[Page element annotations]
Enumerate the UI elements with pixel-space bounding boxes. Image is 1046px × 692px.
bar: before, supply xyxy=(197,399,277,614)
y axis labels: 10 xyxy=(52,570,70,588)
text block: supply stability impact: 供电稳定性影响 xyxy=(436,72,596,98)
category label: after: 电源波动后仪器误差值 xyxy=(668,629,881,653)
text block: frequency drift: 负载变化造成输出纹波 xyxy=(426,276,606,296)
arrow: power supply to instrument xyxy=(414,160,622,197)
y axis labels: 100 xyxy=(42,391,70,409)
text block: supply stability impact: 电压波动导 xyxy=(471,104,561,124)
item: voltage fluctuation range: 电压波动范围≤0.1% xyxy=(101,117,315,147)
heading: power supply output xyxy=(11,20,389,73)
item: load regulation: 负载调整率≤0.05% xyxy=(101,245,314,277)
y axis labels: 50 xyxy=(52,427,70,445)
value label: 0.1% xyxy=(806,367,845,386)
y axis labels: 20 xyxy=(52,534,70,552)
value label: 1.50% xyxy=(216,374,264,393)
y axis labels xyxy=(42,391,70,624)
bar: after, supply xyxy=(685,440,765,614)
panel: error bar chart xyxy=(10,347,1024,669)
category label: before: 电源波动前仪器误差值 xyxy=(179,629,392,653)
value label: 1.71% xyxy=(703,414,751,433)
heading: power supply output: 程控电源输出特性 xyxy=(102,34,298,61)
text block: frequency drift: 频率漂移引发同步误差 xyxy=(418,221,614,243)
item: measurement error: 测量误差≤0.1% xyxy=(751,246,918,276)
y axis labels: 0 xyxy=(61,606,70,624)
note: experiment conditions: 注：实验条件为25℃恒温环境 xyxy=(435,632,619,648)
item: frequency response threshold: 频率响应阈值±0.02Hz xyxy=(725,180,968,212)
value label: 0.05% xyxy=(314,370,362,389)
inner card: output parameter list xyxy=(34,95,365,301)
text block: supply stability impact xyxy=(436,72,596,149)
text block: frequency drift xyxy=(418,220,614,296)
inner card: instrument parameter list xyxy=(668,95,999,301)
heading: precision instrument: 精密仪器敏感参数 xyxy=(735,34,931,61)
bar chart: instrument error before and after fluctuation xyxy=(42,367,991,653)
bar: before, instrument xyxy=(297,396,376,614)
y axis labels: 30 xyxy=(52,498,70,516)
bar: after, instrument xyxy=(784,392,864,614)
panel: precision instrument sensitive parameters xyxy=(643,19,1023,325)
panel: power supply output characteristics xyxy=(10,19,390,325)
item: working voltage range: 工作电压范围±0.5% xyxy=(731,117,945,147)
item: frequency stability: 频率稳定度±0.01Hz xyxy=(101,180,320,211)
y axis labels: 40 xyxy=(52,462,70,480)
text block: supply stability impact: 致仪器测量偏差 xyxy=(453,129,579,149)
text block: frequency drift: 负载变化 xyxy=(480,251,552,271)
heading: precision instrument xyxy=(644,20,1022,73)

[Written task] Please reproduce every line of the material above, character for character.

[Written solution]
Enumerate the UI elements with pixel-space bounding boxes. Image is 1046px × 692px.
bar: before, supply xyxy=(197,399,277,614)
y axis labels: 10 xyxy=(52,570,70,588)
text block: supply stability impact: 供电稳定性影响 xyxy=(436,72,596,98)
category label: after: 电源波动后仪器误差值 xyxy=(668,629,881,653)
text block: frequency drift: 负载变化造成输出纹波 xyxy=(426,276,606,296)
arrow: power supply to instrument xyxy=(414,160,622,197)
y axis labels: 100 xyxy=(42,391,70,409)
text block: supply stability impact: 电压波动导 xyxy=(471,104,561,124)
item: voltage fluctuation range: 电压波动范围≤0.1% xyxy=(101,117,315,147)
heading: power supply output xyxy=(11,20,389,73)
item: load regulation: 负载调整率≤0.05% xyxy=(101,245,314,277)
y axis labels: 50 xyxy=(52,427,70,445)
value label: 0.1% xyxy=(806,367,845,386)
y axis labels: 20 xyxy=(52,534,70,552)
value label: 1.50% xyxy=(216,374,264,393)
y axis labels xyxy=(42,391,70,624)
bar: after, supply xyxy=(685,440,765,614)
panel: error bar chart xyxy=(10,347,1024,669)
category label: before: 电源波动前仪器误差值 xyxy=(179,629,392,653)
value label: 1.71% xyxy=(703,414,751,433)
heading: power supply output: 程控电源输出特性 xyxy=(102,34,298,61)
text block: frequency drift: 频率漂移引发同步误差 xyxy=(418,221,614,243)
item: measurement error: 测量误差≤0.1% xyxy=(751,246,918,276)
y axis labels: 0 xyxy=(61,606,70,624)
note: experiment conditions: 注：实验条件为25℃恒温环境 xyxy=(435,632,619,648)
item: frequency response threshold: 频率响应阈值±0.02Hz xyxy=(725,180,968,212)
value label: 0.05% xyxy=(314,370,362,389)
inner card: output parameter list xyxy=(34,95,365,301)
text block: supply stability impact xyxy=(436,72,596,149)
text block: frequency drift xyxy=(418,220,614,296)
inner card: instrument parameter list xyxy=(668,95,999,301)
heading: precision instrument: 精密仪器敏感参数 xyxy=(735,34,931,61)
bar chart: instrument error before and after fluctuation xyxy=(42,367,991,653)
bar: before, instrument xyxy=(297,396,376,614)
y axis labels: 30 xyxy=(52,498,70,516)
bar: after, instrument xyxy=(784,392,864,614)
panel: precision instrument sensitive parameters xyxy=(643,19,1023,325)
panel: power supply output characteristics xyxy=(10,19,390,325)
item: working voltage range: 工作电压范围±0.5% xyxy=(731,117,945,147)
item: frequency stability: 频率稳定度±0.01Hz xyxy=(101,180,320,211)
y axis labels: 40 xyxy=(52,462,70,480)
text block: supply stability impact: 致仪器测量偏差 xyxy=(453,129,579,149)
text block: frequency drift: 负载变化 xyxy=(480,251,552,271)
heading: precision instrument xyxy=(644,20,1022,73)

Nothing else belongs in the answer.